Extracted data entries

BEGIN

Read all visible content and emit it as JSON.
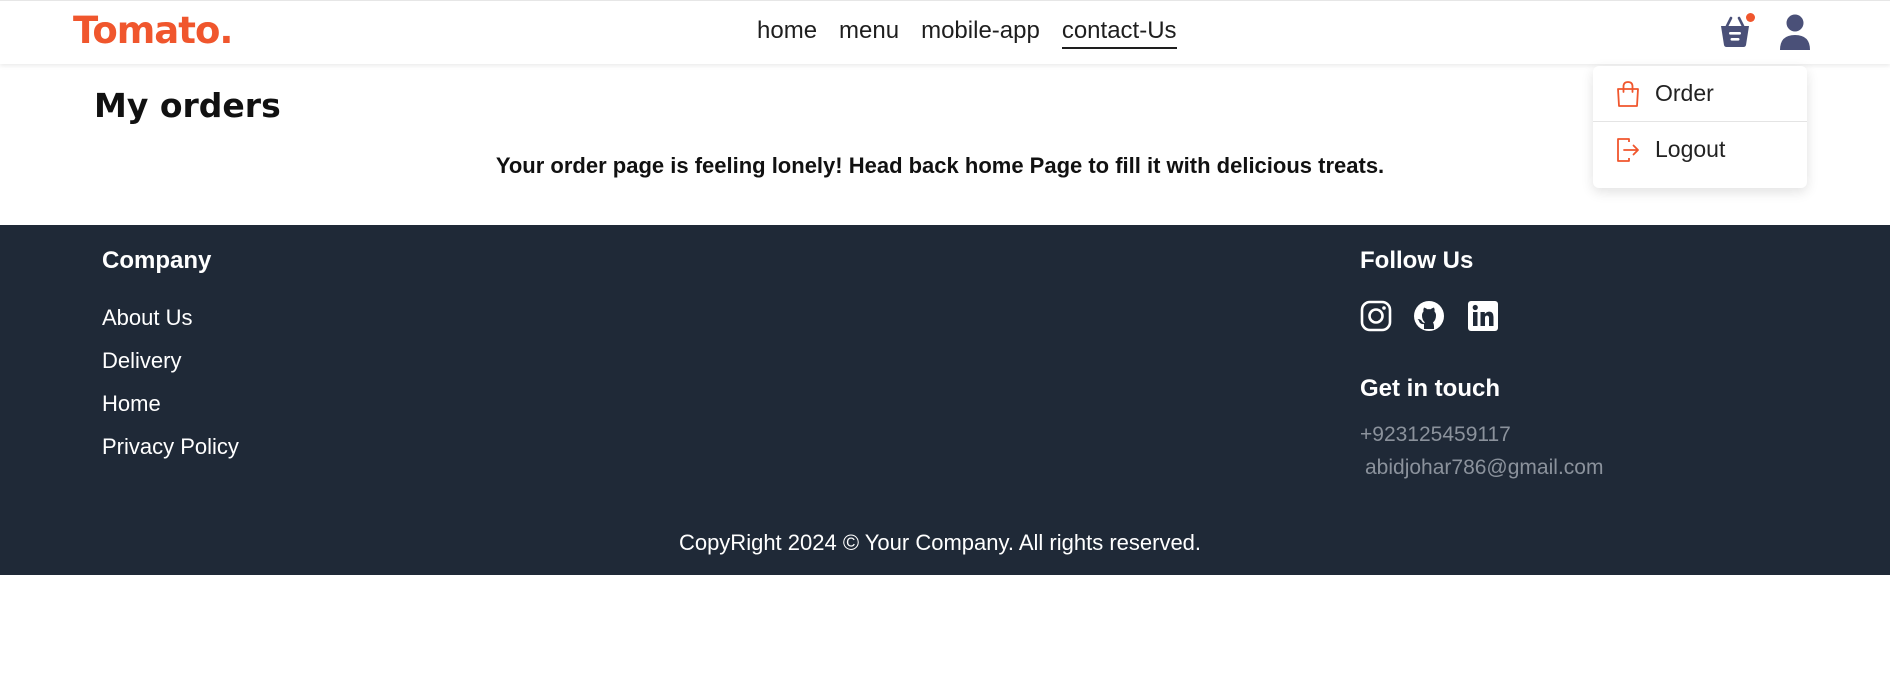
{
  "navbar": {
    "logo": "Tomato.",
    "links": [
      {
        "label": "home"
      },
      {
        "label": "menu"
      },
      {
        "label": "mobile-app"
      },
      {
        "label": "contact-Us",
        "active": true
      }
    ],
    "cart_icon": "basket-icon",
    "profile_icon": "user-icon",
    "cart_has_items": true
  },
  "dropdown": {
    "items": [
      {
        "label": "Order",
        "icon": "bag-icon"
      },
      {
        "label": "Logout",
        "icon": "logout-icon"
      }
    ]
  },
  "main": {
    "title": "My orders",
    "empty_message": "Your order page is feeling lonely! Head back home Page to fill it with delicious treats."
  },
  "footer": {
    "company_heading": "Company",
    "company_links": [
      "About Us",
      "Delivery",
      "Home",
      "Privacy Policy"
    ],
    "follow_heading": "Follow Us",
    "social_icons": [
      "instagram-icon",
      "github-icon",
      "linkedin-icon"
    ],
    "contact_heading": "Get in touch",
    "phone": "+923125459117",
    "email": "abidjohar786@gmail.com",
    "copyright": "CopyRight 2024 © Your Company. All rights reserved."
  },
  "colors": {
    "accent": "#f0562d",
    "footer_bg": "#1f2937",
    "icon_dark": "#4a5078",
    "muted_text": "#8b929c"
  }
}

END

Give the data again exactly as written, with all pictures left out.

Exercise answer:
Read all visible content and emit it as JSON.
{
  "navbar": {
    "logo": "Tomato.",
    "links": [
      {
        "label": "home"
      },
      {
        "label": "menu"
      },
      {
        "label": "mobile-app"
      },
      {
        "label": "contact-Us",
        "active": true
      }
    ],
    "cart_icon": "basket-icon",
    "profile_icon": "user-icon",
    "cart_has_items": true
  },
  "dropdown": {
    "items": [
      {
        "label": "Order",
        "icon": "bag-icon"
      },
      {
        "label": "Logout",
        "icon": "logout-icon"
      }
    ]
  },
  "main": {
    "title": "My orders",
    "empty_message": "Your order page is feeling lonely! Head back home Page to fill it with delicious treats."
  },
  "footer": {
    "company_heading": "Company",
    "company_links": [
      "About Us",
      "Delivery",
      "Home",
      "Privacy Policy"
    ],
    "follow_heading": "Follow Us",
    "social_icons": [
      "instagram-icon",
      "github-icon",
      "linkedin-icon"
    ],
    "contact_heading": "Get in touch",
    "phone": "+923125459117",
    "email": "abidjohar786@gmail.com",
    "copyright": "CopyRight 2024 © Your Company. All rights reserved."
  },
  "colors": {
    "accent": "#f0562d",
    "footer_bg": "#1f2937",
    "icon_dark": "#4a5078",
    "muted_text": "#8b929c"
  }
}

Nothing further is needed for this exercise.